Stated exercise 1:
From the Supreme Court nomination article, write out the passage starting at "A pox on all" up to and including "by Franklin Roosevelt.".
Stated exercise 2:
Name every Supreme Court justice that the Supreme Court nomination article lists as confirmed by the Senate in an election year.
Stated exercise 3:
Answer these questions using the Supreme Court nomination article:
(a) Which state does Senator Charles Grassley represent?
(b) In what year did then-Senator Joe Biden say an election-year vacancy should wait to be filled the next year?
(c) Which president nominated Benjamin Cardozo?

***** Source text

“The Party Of ‘No Way!'”: G.O.P. Embraces The George Wallace Demagogues; Less Governing, More Gridlock
Perhaps the most important thing Washington will do this year is decide whether to approve President Obama’s nominee for the Supreme Court. But Republicans have already announced their decision: “No way!”
It’s rich for Republicans to declare pre-emptively that they will not even hold hearings on an Obama nominee, considering that they used to denounce (while their party held the White House) the notion that judges’ nominations shouldn’t proceed in an election year.
“That’s just plain bunk,” Senator Charles Grassley, an Iowa Republican, said in 2008. “The reality is that the Senate has never stopped confirming judicial nominees during the last few months of a president’s term.” His sense of reality has since changed.
Senator Lamar Alexander, a Tennessee Republican, said in 2008, “Just because it’s a presidential election year is no excuse for us to take a vacation.”
In fairness, Democrats have also been hypocritical. In 1992, when George Bush was president, then-Senator Joe Biden said an election-year vacancy should wait to be filled the next year.
A pox on all their houses!
Let’s tune out politicians’ rhetoric in both parties and look at the merits of the arguments. Supreme Court justices rarely die in office, and in recent decades they have mostly chosen to step down before election years. But despite what Republican senators would have you believe, there have been a number of Supreme Court vacancies filled in election years.
In the 20th century we had six:
■ In 1912, the Senate confirmed Mahlon Pitney, nominated by William Howard Taft.
■ In 1916, the Senate confirmed both Louis Brandeis and John Clarke, nominated by Woodrow Wilson.
■ In 1932, the Senate confirmed Benjamin Cardozo, nominated by Herbert Hoover.
■ In 1940, the Senate confirmed Frank Murphy, nominated by Franklin Roosevelt.
■ In 1988, the Senate confirmed Anthony Kennedy, who had been nominated by Ronald Reagan the previous November.

**********
***** Record excerpts

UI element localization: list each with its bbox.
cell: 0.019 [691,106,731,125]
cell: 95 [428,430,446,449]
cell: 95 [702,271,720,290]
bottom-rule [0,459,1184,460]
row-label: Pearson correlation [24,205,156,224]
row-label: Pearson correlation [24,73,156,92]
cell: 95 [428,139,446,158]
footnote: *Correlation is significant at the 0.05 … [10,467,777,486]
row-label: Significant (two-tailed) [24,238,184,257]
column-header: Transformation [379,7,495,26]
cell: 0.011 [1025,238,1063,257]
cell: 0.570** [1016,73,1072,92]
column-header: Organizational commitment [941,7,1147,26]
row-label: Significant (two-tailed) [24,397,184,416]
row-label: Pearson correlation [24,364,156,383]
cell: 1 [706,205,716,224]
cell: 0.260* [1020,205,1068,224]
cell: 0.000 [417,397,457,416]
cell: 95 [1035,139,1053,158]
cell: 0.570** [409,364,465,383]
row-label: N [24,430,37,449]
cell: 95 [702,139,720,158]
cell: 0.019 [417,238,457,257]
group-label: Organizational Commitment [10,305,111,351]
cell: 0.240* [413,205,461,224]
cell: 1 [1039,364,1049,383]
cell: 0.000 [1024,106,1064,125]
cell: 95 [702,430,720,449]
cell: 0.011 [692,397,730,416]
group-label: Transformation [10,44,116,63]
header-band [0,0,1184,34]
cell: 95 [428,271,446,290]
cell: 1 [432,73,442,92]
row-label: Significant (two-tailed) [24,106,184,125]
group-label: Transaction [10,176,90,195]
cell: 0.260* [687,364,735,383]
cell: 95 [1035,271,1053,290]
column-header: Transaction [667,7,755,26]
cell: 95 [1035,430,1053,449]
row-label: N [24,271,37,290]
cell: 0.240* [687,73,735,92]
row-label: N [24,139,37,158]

**********

Exercise result 1:
A pox on all their houses!
Let’s tune out politicians’ rhetoric in both parties and look at the merits of the arguments. Supreme Court justices rarely die in office, and in recent decades they have mostly chosen to step down before election years. But despite what Republican senators would have you believe, there have been a number of Supreme Court vacancies filled in election years.
In the 20th century we had six:
■ In 1912, the Senate confirmed Mahlon Pitney, nominated by William Howard Taft.
■ In 1916, the Senate confirmed both Louis Brandeis and John Clarke, nominated by Woodrow Wilson.
■ In 1932, the Senate confirmed Benjamin Cardozo, nominated by Herbert Hoover.
■ In 1940, the Senate confirmed Frank Murphy, nominated by Franklin Roosevelt.

Exercise result 2:
Mahlon Pitney
Louis Brandeis
John Clarke
Benjamin Cardozo
Frank Murphy
Anthony Kennedy

Exercise result 3:
(a) Iowa
(b) 1992
(c) Herbert Hoover